Istruzioni:
- a) Riporta fedelmente il passo del testo sullo Ski College compreso tra "Domenica 19 Settembre" e "e istituto professionale.", estremi inclusi.
- b) Riscrivi sotto forma di elenco il paragrafo del testo sullo Ski College che inizia con "La struttura bellunese, la cui operatività", conservandone i fatti principali.

┌─ Estratto

Ski College in festa per i suoi primi trent'anni di vita

Domenica 19 Settembre 2021
Gli studenti-atleti delle squadre agonistiche iscritti allo Ski College di Falcade presentati ieri

Una storia lunga trent’anni e un futuro tutto da scrivere. È la storia, è il futuro dello Ski College Veneto Falcade, la struttura bellunese che ospita una sessantina di giovani atleti, provenienti da diverse regioni italiane, impegnati nello sci alpino, nello sci di fondo e nello snowboard che, grazie alla convenzione con l’istituto Follador - De Rossi, possono scegliere l’indirizzo di studio tra istituto tecnico tecnologico, istituto tecnico economico, liceo scientifico, liceo scientifico sportivo e istituto professionale.


L’ESORDIO
La struttura bellunese, la cui operatività è cominciata a cavallo tra il 1990 e il 1991, è nata grazie all’intuizione e all’impegno di Graziano Pollazzon, medico e dirigente Fisi, che ha creduto, voluto e lavorato per creare una realtà che permettesse ai ragazzi della scuola superiore di armonizzare le esigenze dello studio con quelle agonistiche. La figura di Pollazzon è stata celebrata al convegno svoltosi ad Agordo ieri e dedicato a “Ski College Veneto Falcade: 30 anni di storia proiettati verso il futuro”. Diversi sono stati i rappresentanti del mondo amministrativo e sportivo che hanno partecipato all’iniziativa. Al tavolo dei relatori, Michele Costa, sindaco di Falcade e presidente dell’Unione Montana Agordina, Davide Piol, vice presidente del Gruppo Giovani di Confindustria Belluno Dolomiti, Claudio Dalla Palma, ex funzionario dell’Ufficio scolastico provinciale, Fulvio Scola, allenatore responsabile della nazionale italiana maschile di sci di fondo, Magda Genuin, olimpionica dello sci di fondo, e Alberto Ghezze, competition manager delle Olimpiadi Milano-Cortina 2026.


IL PROFILO
«Graziano Pollazzon si è speso moltissimo per la crescita culturale del mondo sportivo e alla fondazione dello Ski College ha dedicato tempo ed energie senza risparmio» ha sottolineato Dalla Palma. «Gli inizi non sono stati facili: è stato necessario un cambio di mentalità per rendersi conto di come lo Ski College fosse una realtà in grado di far crescere non solo i giovani ma tutto il territorio».

└─
┌─ Estratti del dataset

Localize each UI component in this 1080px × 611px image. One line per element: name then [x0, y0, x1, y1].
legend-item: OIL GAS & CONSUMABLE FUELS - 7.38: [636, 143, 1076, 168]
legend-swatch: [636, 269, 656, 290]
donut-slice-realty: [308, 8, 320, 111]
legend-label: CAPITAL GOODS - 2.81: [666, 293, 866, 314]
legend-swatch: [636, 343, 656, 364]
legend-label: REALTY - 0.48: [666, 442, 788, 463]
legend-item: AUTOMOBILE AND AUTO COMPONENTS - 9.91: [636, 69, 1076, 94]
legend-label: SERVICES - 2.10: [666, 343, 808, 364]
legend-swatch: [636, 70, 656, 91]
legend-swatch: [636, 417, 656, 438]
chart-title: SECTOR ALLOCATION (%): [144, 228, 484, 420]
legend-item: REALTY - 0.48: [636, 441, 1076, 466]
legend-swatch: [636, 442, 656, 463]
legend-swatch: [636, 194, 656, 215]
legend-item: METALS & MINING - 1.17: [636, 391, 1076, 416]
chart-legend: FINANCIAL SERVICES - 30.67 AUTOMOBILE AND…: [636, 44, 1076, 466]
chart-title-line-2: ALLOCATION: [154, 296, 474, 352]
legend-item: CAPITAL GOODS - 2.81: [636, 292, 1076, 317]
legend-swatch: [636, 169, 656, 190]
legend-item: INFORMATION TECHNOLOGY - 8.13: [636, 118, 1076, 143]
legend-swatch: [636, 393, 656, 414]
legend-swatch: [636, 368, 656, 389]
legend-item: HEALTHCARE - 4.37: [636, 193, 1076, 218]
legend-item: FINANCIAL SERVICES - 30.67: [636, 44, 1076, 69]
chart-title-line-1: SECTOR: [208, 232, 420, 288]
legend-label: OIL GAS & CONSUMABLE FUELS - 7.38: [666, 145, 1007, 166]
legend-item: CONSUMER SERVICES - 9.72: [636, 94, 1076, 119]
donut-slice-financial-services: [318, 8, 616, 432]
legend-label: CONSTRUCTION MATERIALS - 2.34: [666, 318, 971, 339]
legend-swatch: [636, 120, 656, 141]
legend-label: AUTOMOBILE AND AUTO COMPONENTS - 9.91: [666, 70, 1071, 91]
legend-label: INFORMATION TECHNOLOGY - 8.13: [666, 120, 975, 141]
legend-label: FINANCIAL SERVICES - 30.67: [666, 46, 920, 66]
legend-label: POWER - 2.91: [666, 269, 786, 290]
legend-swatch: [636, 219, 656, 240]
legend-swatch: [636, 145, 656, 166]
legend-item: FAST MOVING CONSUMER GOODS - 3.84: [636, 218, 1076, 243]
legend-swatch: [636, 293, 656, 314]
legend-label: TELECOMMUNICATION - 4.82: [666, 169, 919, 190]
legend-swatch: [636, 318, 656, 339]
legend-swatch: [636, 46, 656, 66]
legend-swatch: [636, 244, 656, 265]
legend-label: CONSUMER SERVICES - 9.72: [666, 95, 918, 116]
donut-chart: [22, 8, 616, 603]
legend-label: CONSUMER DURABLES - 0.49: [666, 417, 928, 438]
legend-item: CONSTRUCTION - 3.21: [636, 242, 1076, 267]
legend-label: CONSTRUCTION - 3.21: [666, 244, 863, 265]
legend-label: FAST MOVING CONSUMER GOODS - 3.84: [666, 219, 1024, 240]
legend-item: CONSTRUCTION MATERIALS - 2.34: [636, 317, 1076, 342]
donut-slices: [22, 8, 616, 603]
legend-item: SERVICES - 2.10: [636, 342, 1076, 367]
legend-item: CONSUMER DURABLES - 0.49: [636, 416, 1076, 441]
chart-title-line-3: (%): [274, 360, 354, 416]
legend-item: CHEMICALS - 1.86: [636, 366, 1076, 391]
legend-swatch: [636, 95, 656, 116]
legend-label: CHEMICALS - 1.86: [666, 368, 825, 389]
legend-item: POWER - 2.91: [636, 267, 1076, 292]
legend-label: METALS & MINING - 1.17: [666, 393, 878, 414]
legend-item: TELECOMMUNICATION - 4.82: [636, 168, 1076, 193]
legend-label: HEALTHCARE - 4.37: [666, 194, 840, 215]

└─

Esercizio svolto:
- a)
Domenica 19 Settembre 2021
Gli studenti-atleti delle squadre agonistiche iscritti allo Ski College di Falcade presentati ieri

Una storia lunga trent’anni e un futuro tutto da scrivere. È la storia, è il futuro dello Ski College Veneto Falcade, la struttura bellunese che ospita una sessantina di giovani atleti, provenienti da diverse regioni italiane, impegnati nello sci alpino, nello sci di fondo e nello snowboard che, grazie alla convenzione con l’istituto Follador - De Rossi, possono scegliere l’indirizzo di studio tra istituto tecnico tecnologico, istituto tecnico economico, liceo scientifico, liceo scientifico sportivo e istituto professionale.

- b)
- La struttura è operativa dal periodo a cavallo tra il 1990 e il 1991.
- È nata dall'intuizione e dall'impegno di Graziano Pollazzon, medico e dirigente Fisi.
- Lo scopo era permettere ai ragazzi della scuola superiore di conciliare studio e attività agonistica.
- Pollazzon è stato celebrato ieri ad Agordo, al convegno "Ski College Veneto Falcade: 30 anni di storia proiettati verso il futuro".
- All'iniziativa hanno partecipato diversi rappresentanti del mondo amministrativo e sportivo.
- I relatori erano:
  - Michele Costa, sindaco di Falcade e presidente dell'Unione Montana Agordina;
  - Davide Piol, vice presidente del Gruppo Giovani di Confindustria Belluno Dolomiti;
  - Claudio Dalla Palma, ex funzionario dell'Ufficio scolastico provinciale;
  - Fulvio Scola, allenatore responsabile della nazionale italiana maschile di sci di fondo;
  - Magda Genuin, olimpionica dello sci di fondo;
  - Alberto Ghezze, competition manager delle Olimpiadi Milano-Cortina 2026.